• _TEXT FOR ANALYSIS_:

::::

Nitric oxide (NO), an important chemical mediator generated by endothelial
cells, macrophages, neurons, and other cell types, can act as a free radical.
5. Defects in Membrane Permeability
Early loss of selective membrane permeability leading membrane damage is a consistent
feature of most forms of cell injury (except apoptosis).
Biochemical mechanisms that contribute to membrane damage are;
a. Decreased phospholipid synthesis; due to fall in ATP levels, leading to decreased
energy-dependent enzymatic activities.
b. Increased phospholipid breakdown; due to activation of endogenous
phospholipases by increased levels of cytosolic Ca2+. Oxygen free radicals cause
injury to cell membranes by lipid peroxidation.
c. Cytoskeletal abnormalities; Cytoskeletal filaments serve as anchors connecting
the plasma membrane to the cell interior. Activation of proteases by increased
cytosolic Ca2+ may cause damage to elements of the cytoskeleton.
d. Lipid breakdown products; These include un-esterified free fatty acids, acyl
carnitine, and lysophospholipids result of phospholipid degradation by their
detergent effect on membranes and by causing changes in permeability and
electrophysiologic alterations.

::::

• _MATERIAL PROVIDED_:
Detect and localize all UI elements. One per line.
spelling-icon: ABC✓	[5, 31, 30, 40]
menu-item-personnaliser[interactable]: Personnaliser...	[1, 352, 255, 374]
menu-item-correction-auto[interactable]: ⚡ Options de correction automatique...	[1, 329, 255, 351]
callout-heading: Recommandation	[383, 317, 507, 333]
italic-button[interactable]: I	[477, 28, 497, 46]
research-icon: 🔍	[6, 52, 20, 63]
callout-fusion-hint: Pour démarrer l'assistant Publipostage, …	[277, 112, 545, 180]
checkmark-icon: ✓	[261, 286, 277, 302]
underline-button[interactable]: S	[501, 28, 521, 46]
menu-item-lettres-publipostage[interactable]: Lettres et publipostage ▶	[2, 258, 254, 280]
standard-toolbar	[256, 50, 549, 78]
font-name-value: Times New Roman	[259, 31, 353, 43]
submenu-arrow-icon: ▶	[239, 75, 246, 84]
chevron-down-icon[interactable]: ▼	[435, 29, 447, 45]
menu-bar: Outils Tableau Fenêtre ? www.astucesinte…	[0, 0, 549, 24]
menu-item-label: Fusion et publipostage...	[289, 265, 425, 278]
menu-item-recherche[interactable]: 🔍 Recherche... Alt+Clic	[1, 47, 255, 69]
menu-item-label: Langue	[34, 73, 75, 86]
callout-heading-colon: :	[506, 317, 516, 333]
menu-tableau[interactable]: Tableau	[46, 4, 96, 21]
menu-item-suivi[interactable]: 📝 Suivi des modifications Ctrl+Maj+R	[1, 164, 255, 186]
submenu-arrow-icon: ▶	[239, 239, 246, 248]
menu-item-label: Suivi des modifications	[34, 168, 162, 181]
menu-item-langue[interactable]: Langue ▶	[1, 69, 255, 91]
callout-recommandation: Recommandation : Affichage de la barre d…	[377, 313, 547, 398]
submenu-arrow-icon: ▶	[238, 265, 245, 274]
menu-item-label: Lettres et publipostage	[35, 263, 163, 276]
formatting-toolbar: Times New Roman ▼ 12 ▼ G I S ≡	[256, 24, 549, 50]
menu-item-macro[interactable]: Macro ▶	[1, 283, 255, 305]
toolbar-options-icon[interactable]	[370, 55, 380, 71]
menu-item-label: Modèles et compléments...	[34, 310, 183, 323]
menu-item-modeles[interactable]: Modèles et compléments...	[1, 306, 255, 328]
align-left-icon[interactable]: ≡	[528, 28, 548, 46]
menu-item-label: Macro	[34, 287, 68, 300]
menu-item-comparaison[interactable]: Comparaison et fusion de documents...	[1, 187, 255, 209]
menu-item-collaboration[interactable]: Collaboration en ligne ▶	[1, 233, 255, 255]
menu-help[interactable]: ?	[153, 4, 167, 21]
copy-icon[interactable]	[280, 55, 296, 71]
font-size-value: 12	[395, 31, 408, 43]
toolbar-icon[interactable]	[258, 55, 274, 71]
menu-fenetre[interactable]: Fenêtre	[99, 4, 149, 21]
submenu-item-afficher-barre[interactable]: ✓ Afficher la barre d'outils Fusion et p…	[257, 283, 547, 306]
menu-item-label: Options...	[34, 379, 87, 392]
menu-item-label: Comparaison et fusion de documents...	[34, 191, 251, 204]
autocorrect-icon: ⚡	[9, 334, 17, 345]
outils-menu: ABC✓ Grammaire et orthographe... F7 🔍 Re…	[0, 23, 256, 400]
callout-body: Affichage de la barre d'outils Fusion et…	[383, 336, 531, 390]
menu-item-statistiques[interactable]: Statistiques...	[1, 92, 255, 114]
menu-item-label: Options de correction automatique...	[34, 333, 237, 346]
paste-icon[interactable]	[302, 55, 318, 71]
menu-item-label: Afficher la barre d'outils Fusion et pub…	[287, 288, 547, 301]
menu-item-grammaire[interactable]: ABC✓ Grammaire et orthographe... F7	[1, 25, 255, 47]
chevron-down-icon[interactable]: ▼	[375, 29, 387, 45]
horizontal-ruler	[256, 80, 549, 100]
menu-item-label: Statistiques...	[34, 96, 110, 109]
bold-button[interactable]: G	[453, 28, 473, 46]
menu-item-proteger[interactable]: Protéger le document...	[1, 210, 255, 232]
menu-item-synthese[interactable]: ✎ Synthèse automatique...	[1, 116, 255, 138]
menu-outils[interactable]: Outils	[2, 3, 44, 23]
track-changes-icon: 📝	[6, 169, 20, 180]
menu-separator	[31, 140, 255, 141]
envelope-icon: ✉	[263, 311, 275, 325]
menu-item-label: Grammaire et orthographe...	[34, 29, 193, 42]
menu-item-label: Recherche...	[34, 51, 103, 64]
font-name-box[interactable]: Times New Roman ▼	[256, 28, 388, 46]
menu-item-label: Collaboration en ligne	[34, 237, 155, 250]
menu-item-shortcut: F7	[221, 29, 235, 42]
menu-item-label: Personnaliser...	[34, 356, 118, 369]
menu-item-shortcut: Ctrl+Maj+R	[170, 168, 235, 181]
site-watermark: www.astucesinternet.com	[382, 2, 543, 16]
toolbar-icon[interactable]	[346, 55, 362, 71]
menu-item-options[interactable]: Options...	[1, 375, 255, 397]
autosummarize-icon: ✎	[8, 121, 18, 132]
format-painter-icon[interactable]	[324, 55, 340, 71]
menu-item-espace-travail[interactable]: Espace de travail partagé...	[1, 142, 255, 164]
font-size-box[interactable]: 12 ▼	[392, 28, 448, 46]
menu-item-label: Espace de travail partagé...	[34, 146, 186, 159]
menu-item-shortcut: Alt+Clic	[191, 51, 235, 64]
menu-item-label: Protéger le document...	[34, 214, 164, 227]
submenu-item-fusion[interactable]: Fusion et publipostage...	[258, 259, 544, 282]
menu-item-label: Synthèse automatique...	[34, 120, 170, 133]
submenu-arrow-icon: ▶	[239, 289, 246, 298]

::::

• _ASSIGNED TASK 1_: In the text on cell injury, what activates endogenous phospholipases and leads to increased phospholipid breakdown?
• _ASSIGNED TASK 2_: Continue the text on membrane permeability defects in cell injury from its final sentence.
The records have nothing to do with the text on cell injury.

• _TASK ANSWER 1_: Increased levels of cytosolic Ca2+.

• _TASK ANSWER 2_:
Causes membrane damage are;
a) ischemia,
b) various microbial toxins,
c) lytic complement components,
d) variety of physical and chemical agents.
The most important sites of membrane damage during cell injury are;
i.
Mitochondrial membrane damage; damage to mitochondrial membranes
results in decreased production of ATP, culminating in necrosis, and release of
proteins that trigger apoptotic death.
ii.
Plasma membrane damage; Plasma membrane damage leads to loss of
osmotic balance as well as loss of cellular contents.
iii.
lysosomal membranes; results in leakage of their enzymes into the cytoplasm.
Lysosomes contain RNases, DNases, proteases, glucosidases, and other enzymes
leading to enzymatic digestion of cell components, and the cells die by necrosis.
6. Damage to DNA and Proteins
Cells have mechanisms that repair damage to DNA. P53 (tumor suppressor gene) stops
cell cycle of DNA damaged cells and induce DNA repair by DNA repair enzymes, but if
this damage is too severe to be corrected, P53 will induces cell death by apoptosis
(suicide program). Improperly folded proteins, whether due to inherited mutations or to
injury such as by free radicals also trigger apoptosis.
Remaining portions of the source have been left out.